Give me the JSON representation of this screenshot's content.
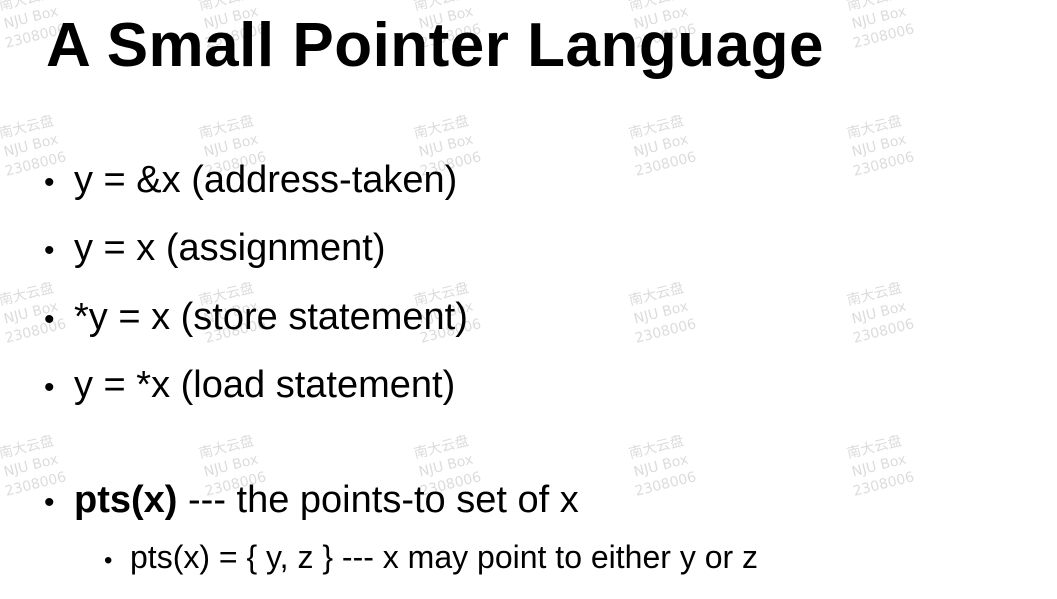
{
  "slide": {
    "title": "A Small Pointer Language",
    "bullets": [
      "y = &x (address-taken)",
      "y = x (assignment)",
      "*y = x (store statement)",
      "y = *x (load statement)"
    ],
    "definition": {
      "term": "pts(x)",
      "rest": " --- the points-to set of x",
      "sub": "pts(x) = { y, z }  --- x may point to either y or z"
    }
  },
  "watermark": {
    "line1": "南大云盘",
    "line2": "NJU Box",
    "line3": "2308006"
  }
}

┄┄┄┄┄┄┄┄┄┄┄┄┄┄┄┄┄┄┄┄

▸ THE TASK
A faithful copy of the records above is needed, with the pictures left out.

▸ TASK RESULT
Give me the JSON representation of this screenshot's content.
{
  "slide": {
    "title": "A Small Pointer Language",
    "bullets": [
      "y = &x (address-taken)",
      "y = x (assignment)",
      "*y = x (store statement)",
      "y = *x (load statement)"
    ],
    "definition": {
      "term": "pts(x)",
      "rest": " --- the points-to set of x",
      "sub": "pts(x) = { y, z }  --- x may point to either y or z"
    }
  },
  "watermark": {
    "line1": "南大云盘",
    "line2": "NJU Box",
    "line3": "2308006"
  }
}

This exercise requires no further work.